Any picture among the records should be left out, please; retype the rest exactly.

[Collected data]
_ _ _

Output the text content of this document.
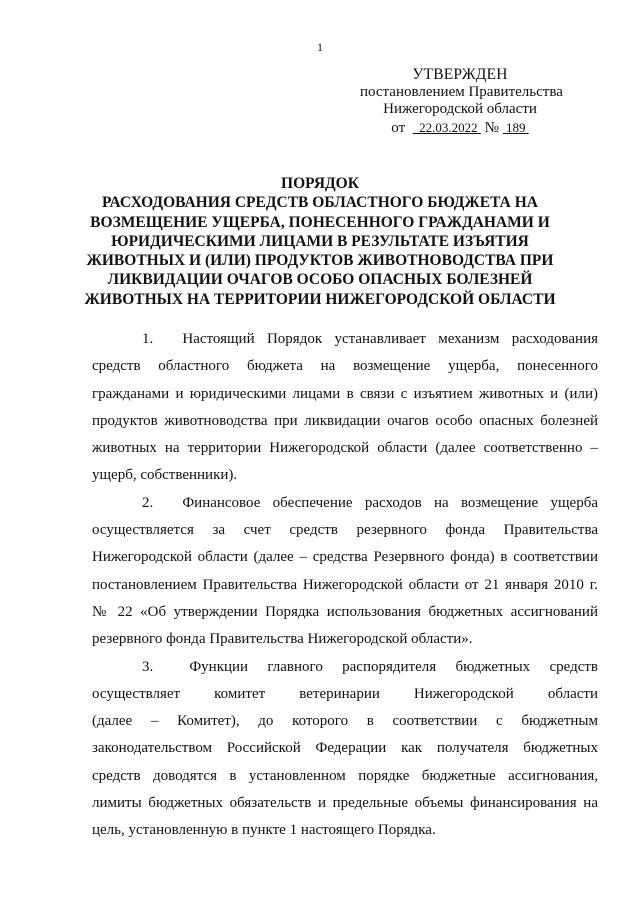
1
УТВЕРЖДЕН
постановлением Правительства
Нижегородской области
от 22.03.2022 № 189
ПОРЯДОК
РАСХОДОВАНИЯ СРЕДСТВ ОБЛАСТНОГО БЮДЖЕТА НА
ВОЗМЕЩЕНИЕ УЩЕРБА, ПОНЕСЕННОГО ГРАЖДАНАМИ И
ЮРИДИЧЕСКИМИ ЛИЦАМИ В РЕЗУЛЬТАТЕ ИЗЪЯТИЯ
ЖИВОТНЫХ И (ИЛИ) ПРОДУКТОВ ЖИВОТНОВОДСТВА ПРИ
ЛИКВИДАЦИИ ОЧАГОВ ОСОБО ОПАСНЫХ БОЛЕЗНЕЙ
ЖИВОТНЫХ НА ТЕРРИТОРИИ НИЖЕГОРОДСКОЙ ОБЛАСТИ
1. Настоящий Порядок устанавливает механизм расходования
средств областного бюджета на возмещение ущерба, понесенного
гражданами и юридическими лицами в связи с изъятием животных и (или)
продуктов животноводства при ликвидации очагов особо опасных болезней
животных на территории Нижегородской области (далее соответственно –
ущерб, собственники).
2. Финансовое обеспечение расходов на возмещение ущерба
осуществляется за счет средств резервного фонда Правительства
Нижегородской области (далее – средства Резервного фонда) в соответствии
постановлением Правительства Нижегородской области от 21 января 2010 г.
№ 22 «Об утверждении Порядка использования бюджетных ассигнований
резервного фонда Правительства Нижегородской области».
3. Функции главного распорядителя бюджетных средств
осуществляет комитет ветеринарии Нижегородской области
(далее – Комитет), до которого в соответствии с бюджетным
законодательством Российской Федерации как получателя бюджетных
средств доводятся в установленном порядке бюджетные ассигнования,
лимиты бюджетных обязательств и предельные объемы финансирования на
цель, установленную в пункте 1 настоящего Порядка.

_ _ _

*SOLUTION*.
Output the text content of this document.
1
УТВЕРЖДЕН
постановлением Правительства
Нижегородской области
от 22.03.2022 № 189
ПОРЯДОК
РАСХОДОВАНИЯ СРЕДСТВ ОБЛАСТНОГО БЮДЖЕТА НА
ВОЗМЕЩЕНИЕ УЩЕРБА, ПОНЕСЕННОГО ГРАЖДАНАМИ И
ЮРИДИЧЕСКИМИ ЛИЦАМИ В РЕЗУЛЬТАТЕ ИЗЪЯТИЯ
ЖИВОТНЫХ И (ИЛИ) ПРОДУКТОВ ЖИВОТНОВОДСТВА ПРИ
ЛИКВИДАЦИИ ОЧАГОВ ОСОБО ОПАСНЫХ БОЛЕЗНЕЙ
ЖИВОТНЫХ НА ТЕРРИТОРИИ НИЖЕГОРОДСКОЙ ОБЛАСТИ
1. Настоящий Порядок устанавливает механизм расходования
средств областного бюджета на возмещение ущерба, понесенного
гражданами и юридическими лицами в связи с изъятием животных и (или)
продуктов животноводства при ликвидации очагов особо опасных болезней
животных на территории Нижегородской области (далее соответственно –
ущерб, собственники).
2. Финансовое обеспечение расходов на возмещение ущерба
осуществляется за счет средств резервного фонда Правительства
Нижегородской области (далее – средства Резервного фонда) в соответствии
постановлением Правительства Нижегородской области от 21 января 2010 г.
№ 22 «Об утверждении Порядка использования бюджетных ассигнований
резервного фонда Правительства Нижегородской области».
3. Функции главного распорядителя бюджетных средств
осуществляет комитет ветеринарии Нижегородской области
(далее – Комитет), до которого в соответствии с бюджетным
законодательством Российской Федерации как получателя бюджетных
средств доводятся в установленном порядке бюджетные ассигнования,
лимиты бюджетных обязательств и предельные объемы финансирования на
цель, установленную в пункте 1 настоящего Порядка.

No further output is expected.